(Document segment)

Technical Field

The present invention relates to an apparatus for use in breaking down an animal carcass. The invention has particular applicaiton in meat processing operations.

Background to the Invention

The carcasses of larger livestock such as beef or lamb are typically broken down into smaller, more manageable cuts of meat prior to sale. In order to break a carcass down into smaller cuts, it is typically hung from a rail at a convenient height and workers perform the manual task of breaking down the carcass. The workers make use of a knife which is held in the dominant hand, and also usually a hook which is held in the non-dominant hand. The hook used to grapple, hold, orient, pull, and tear the carcass as pieces of meat are separated from it. The hook is also often used to support, control, transport and even throw pieces of meat once separated from the carcass. Large forces are commonly exerted with the hook, and producing these large forces can lead to repetitive strain injury or other injury to the worker. Furthermore, the necessity to exert large forces can lead the worker to adopt body postures which are not optimal for ergonomic safety. Productivity, in speed of work and also in the quality and value of the cuts of meat produced, are also affected by the worker's ability to produce large pulling forces with the hook. Older workers or those who become less strong for any reason may find themselves unable to continue in their line of work because of the high physical demands or injury. It would be advantageous to improve upon techniques for breaking down carcasses.

(Entries provided)
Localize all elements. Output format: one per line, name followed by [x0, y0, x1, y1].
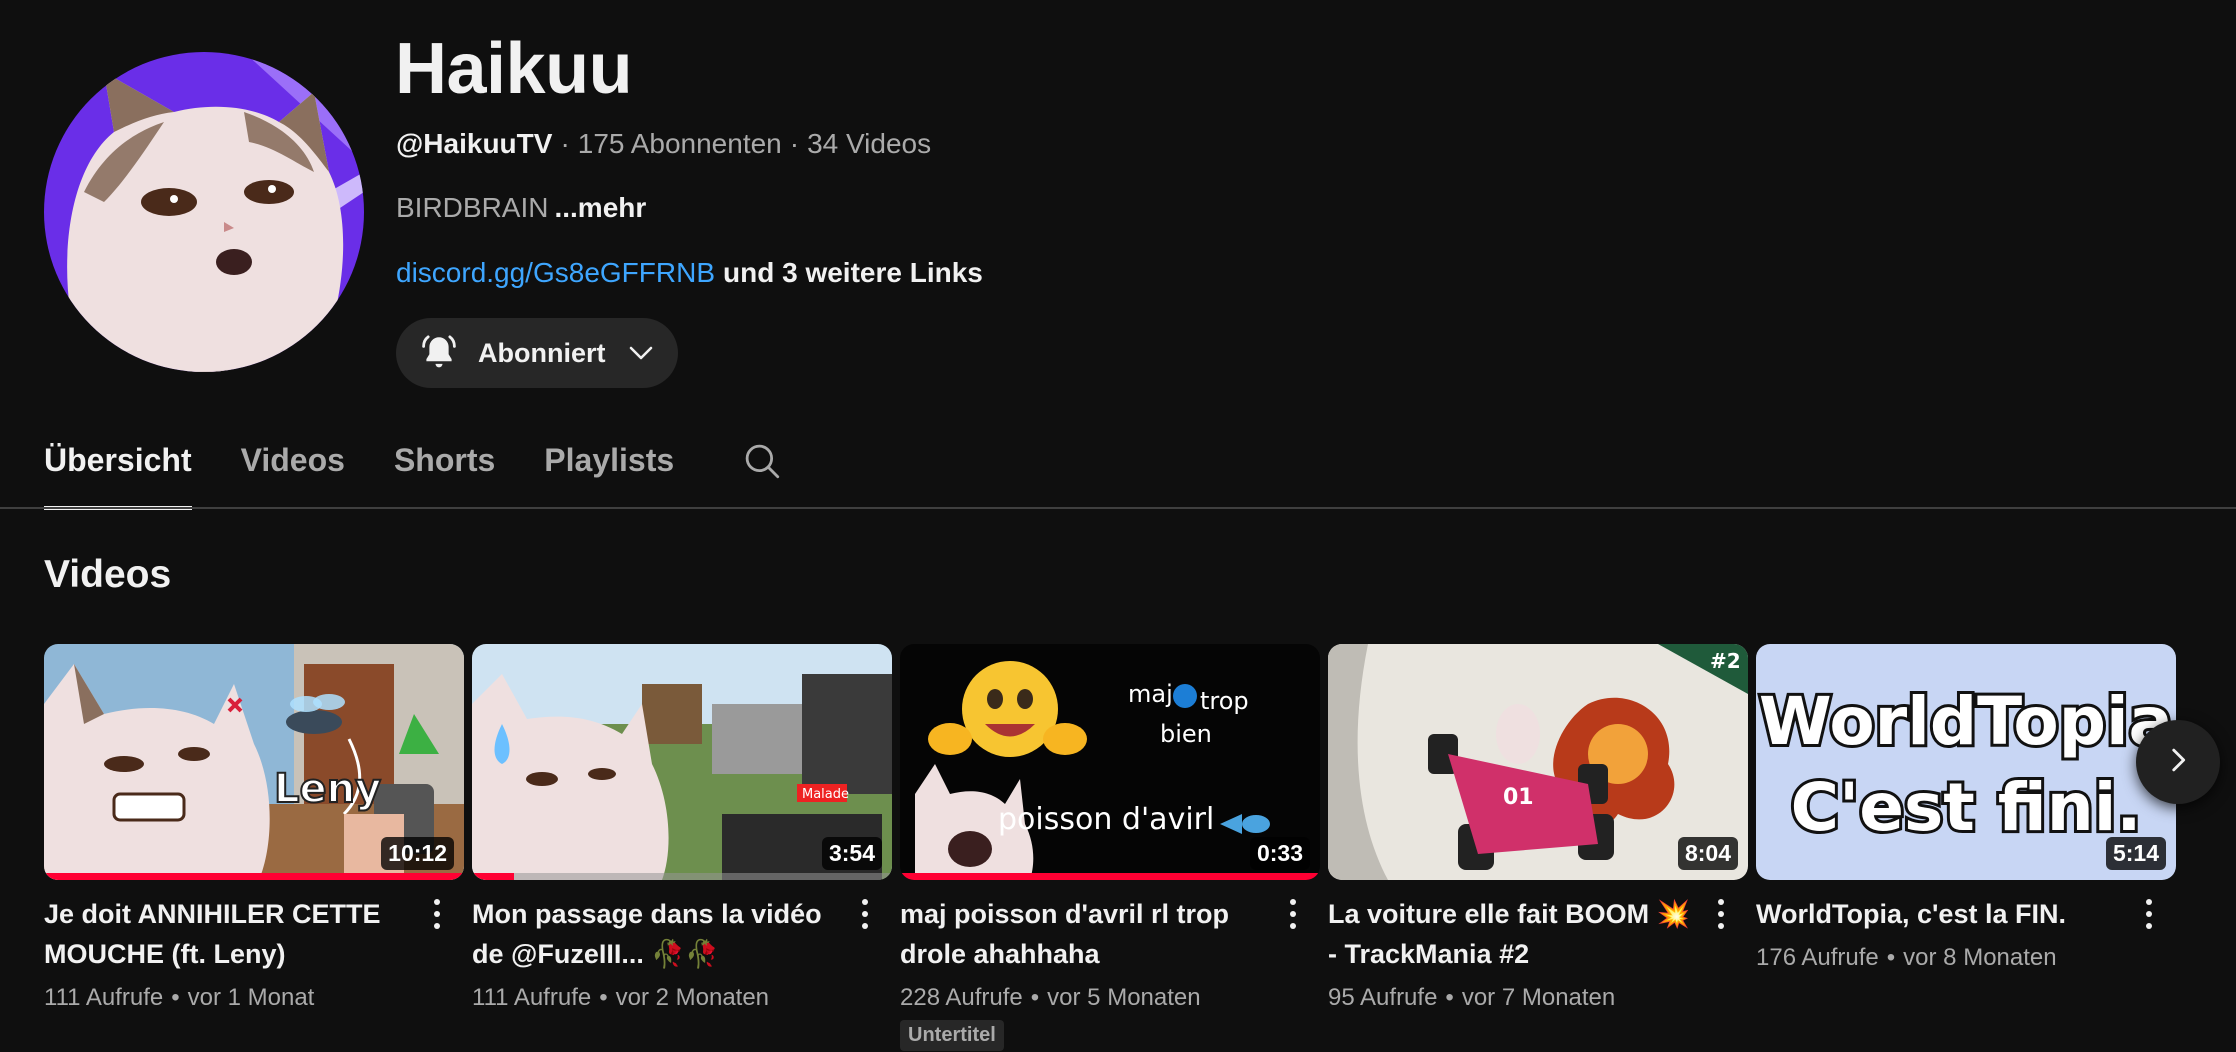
- video-title[interactable]: La voiture elle fait BOOM 💥 - TrackMania…: [1328, 894, 1700, 974]
- upload-age: vor 5 Monaten: [1047, 984, 1201, 1011]
- thumb-caption: 01: [1503, 785, 1534, 810]
- video-meta: 111 Aufrufe • vor 1 Monat: [44, 984, 464, 1012]
- section-title: Videos: [44, 553, 172, 596]
- separator-dot: •: [171, 984, 180, 1011]
- bell-ring-icon: [418, 332, 460, 374]
- video-meta: 95 Aufrufe • vor 7 Monaten: [1328, 984, 1748, 1012]
- cat-avatar-icon: [44, 52, 364, 372]
- shelf-next-button[interactable]: [2136, 720, 2220, 804]
- watch-progress-fill: [44, 873, 464, 880]
- channel-name: Haikuu: [395, 29, 633, 109]
- video-thumbnail[interactable]: Malade 3:54: [472, 644, 892, 880]
- view-count: 176 Aufrufe: [1756, 944, 1879, 971]
- separator-dot: •: [1445, 984, 1454, 1011]
- video-card: maj trop bien poisson d'avirl 0:33 maj p…: [900, 644, 1320, 1051]
- more-links-button[interactable]: und 3 weitere Links: [723, 257, 983, 288]
- thumb-caption: Malade: [802, 787, 849, 802]
- video-duration: 3:54: [821, 837, 882, 870]
- thumb-caption: Leny: [274, 766, 381, 812]
- watch-progress-fill: [472, 873, 514, 880]
- upload-age: vor 2 Monaten: [615, 984, 770, 1011]
- subtitles-badge: Untertitel: [900, 1020, 1004, 1051]
- video-duration: 10:12: [381, 837, 454, 870]
- video-thumbnail[interactable]: WorldTopia C'est fini. 5:14: [1756, 644, 2176, 880]
- tabs-divider: [0, 507, 2236, 509]
- channel-links: discord.gg/Gs8eGFFRNB und 3 weitere Links: [396, 257, 983, 289]
- video-title[interactable]: maj poisson d'avril rl trop drole ahahha…: [900, 894, 1272, 974]
- video-title[interactable]: WorldTopia, c'est la FIN.: [1756, 894, 2128, 934]
- search-icon[interactable]: [741, 440, 783, 482]
- video-card: WorldTopia C'est fini. 5:14 WorldTopia, …: [1756, 644, 2176, 972]
- video-thumbnail[interactable]: Leny 10:12: [44, 644, 464, 880]
- tab-overview[interactable]: Übersicht: [44, 436, 192, 510]
- video-shelf: Leny 10:12 Je doit ANNIHILER CETTE MOUCH…: [44, 644, 2236, 1052]
- more-vert-icon[interactable]: [1278, 894, 1308, 934]
- subscriber-count: 175 Abonnenten: [577, 128, 782, 159]
- upload-age: vor 8 Monaten: [1903, 944, 2057, 971]
- thumb-caption: poisson d'avirl: [998, 802, 1214, 837]
- video-meta: 176 Aufrufe • vor 8 Monaten: [1756, 944, 2176, 972]
- thumb-caption: maj: [1128, 680, 1173, 708]
- separator-dot: ·: [789, 128, 800, 159]
- video-card: Leny 10:12 Je doit ANNIHILER CETTE MOUCH…: [44, 644, 464, 1012]
- video-card: Malade 3:54 Mon passage dans la vidéo de…: [472, 644, 892, 1012]
- more-vert-icon[interactable]: [1706, 894, 1736, 934]
- video-count: 34 Videos: [807, 128, 932, 159]
- view-count: 111 Aufrufe: [472, 984, 592, 1011]
- upload-age: vor 7 Monaten: [1461, 984, 1616, 1011]
- separator-dot: •: [1030, 984, 1040, 1011]
- subscribed-button[interactable]: Abonniert: [396, 318, 678, 388]
- more-vert-icon[interactable]: [2134, 894, 2164, 934]
- video-meta: 228 Aufrufe • vor 5 Monaten: [900, 984, 1320, 1012]
- chevron-right-icon: [2161, 743, 2195, 782]
- watch-progress-fill: [900, 873, 1320, 880]
- separator-dot: •: [599, 984, 608, 1011]
- tab-shorts[interactable]: Shorts: [394, 436, 495, 508]
- thumb-tag: #2: [1710, 649, 1741, 673]
- channel-meta: @HaikuuTV · 175 Abonnenten · 34 Videos: [396, 128, 931, 160]
- channel-avatar[interactable]: [44, 52, 364, 372]
- description-text: BIRDBRAIN: [396, 192, 549, 223]
- upload-age: vor 1 Monat: [187, 984, 315, 1011]
- view-count: 111 Aufrufe: [44, 984, 164, 1011]
- channel-handle: @HaikuuTV: [396, 128, 553, 159]
- watch-progress: [44, 873, 464, 880]
- video-duration: 8:04: [1677, 837, 1738, 870]
- separator-dot: •: [1886, 944, 1896, 971]
- thumb-caption: C'est fini.: [1791, 769, 2142, 846]
- more-vert-icon[interactable]: [422, 894, 452, 934]
- separator-dot: ·: [560, 128, 570, 159]
- channel-tabs: Übersicht Videos Shorts Playlists: [44, 436, 783, 510]
- video-thumbnail[interactable]: maj trop bien poisson d'avirl 0:33: [900, 644, 1320, 880]
- subscribed-label: Abonniert: [478, 337, 606, 368]
- thumb-caption: WorldTopia: [1759, 683, 2173, 760]
- thumb-caption: bien: [1160, 720, 1212, 748]
- tab-playlists[interactable]: Playlists: [544, 436, 674, 508]
- view-count: 228 Aufrufe: [900, 984, 1023, 1011]
- more-vert-icon[interactable]: [850, 894, 880, 934]
- discord-link[interactable]: discord.gg/Gs8eGFFRNB: [396, 257, 715, 288]
- video-duration: 5:14: [2105, 837, 2166, 870]
- video-duration: 0:33: [1249, 837, 1310, 870]
- video-title[interactable]: Mon passage dans la vidéo de @FuzeIII...…: [472, 894, 844, 974]
- tab-videos[interactable]: Videos: [241, 436, 345, 508]
- chevron-down-icon: [626, 338, 656, 368]
- watch-progress: [472, 873, 892, 880]
- thumb-caption: trop: [1200, 687, 1249, 715]
- watch-progress: [900, 873, 1320, 880]
- view-count: 95 Aufrufe: [1328, 984, 1438, 1011]
- channel-description[interactable]: BIRDBRAIN ...mehr: [396, 192, 646, 224]
- video-card: #2 01 8:04 La voiture elle fait BOOM 💥 -…: [1328, 644, 1748, 1012]
- video-thumbnail[interactable]: #2 01 8:04: [1328, 644, 1748, 880]
- video-title[interactable]: Je doit ANNIHILER CETTE MOUCHE (ft. Leny…: [44, 894, 416, 974]
- more-button[interactable]: ...mehr: [554, 192, 646, 223]
- video-meta: 111 Aufrufe • vor 2 Monaten: [472, 984, 892, 1012]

(Written tasks)
1/ Copy the records verbatim, from the line containing "- video-title[interactable]: La" through the line containing "- channel-links: discord.gg/Gs8eGFFRNB", including both of those lines.
2/ Continue the patent text on the carcass-processing apparatus from its last sentence.

(Outputs for the tasks)
1/
- video-title[interactable]: La voiture elle fait BOOM 💥 - TrackMania…: [1328, 894, 1700, 974]
- upload-age: vor 5 Monaten: [1047, 984, 1201, 1011]
- thumb-caption: 01: [1503, 785, 1534, 810]
- video-meta: 111 Aufrufe • vor 1 Monat: [44, 984, 464, 1012]
- section-title: Videos: [44, 553, 172, 596]
- separator-dot: •: [171, 984, 180, 1011]
- bell-ring-icon: [418, 332, 460, 374]
- video-meta: 95 Aufrufe • vor 7 Monaten: [1328, 984, 1748, 1012]
- cat-avatar-icon: [44, 52, 364, 372]
- shelf-next-button[interactable]: [2136, 720, 2220, 804]
- watch-progress-fill: [44, 873, 464, 880]
- channel-name: Haikuu: [395, 29, 633, 109]
- video-thumbnail[interactable]: Malade 3:54: [472, 644, 892, 880]
- view-count: 176 Aufrufe: [1756, 944, 1879, 971]
- separator-dot: •: [1445, 984, 1454, 1011]
- video-card: maj trop bien poisson d'avirl 0:33 maj p…: [900, 644, 1320, 1051]
- more-links-button[interactable]: und 3 weitere Links: [723, 257, 983, 288]
- thumb-caption: Malade: [802, 787, 849, 802]
- video-duration: 3:54: [821, 837, 882, 870]
- thumb-caption: Leny: [274, 766, 381, 812]
- watch-progress-fill: [472, 873, 514, 880]
- upload-age: vor 2 Monaten: [615, 984, 770, 1011]
- subtitles-badge: Untertitel: [900, 1020, 1004, 1051]
- video-duration: 10:12: [381, 837, 454, 870]
- video-thumbnail[interactable]: WorldTopia C'est fini. 5:14: [1756, 644, 2176, 880]
- tabs-divider: [0, 507, 2236, 509]
- channel-links: discord.gg/Gs8eGFFRNB und 3 weitere Links: [396, 257, 983, 289]

2/
Summary of the Invention

In a first aspect the present invention provides an apparatus for use in breaking down an animal carcass including: an arm; an end effector is mounted to the arm for effecting actions on the carcass; the end effector includes an input device for detecting input forces of a worker; a motive device is associated with the arm for driving the arm in response to the input forces to effectively amplify the input forces of the worker; and wherein the end effector is rotatable in at least one plane with respect to the arm.

The end effector may be rotatable in at least two planes with respect to the arm.

The end effector may be rotatable in three planes with respect to the arm. The end effector may be fitted with a tool.

The tool may include any one of a hook, knife, or gripping device.

The end effector may include at least one rotational position sensor. The end effector may include at least one load cell for detecting input forces of a user.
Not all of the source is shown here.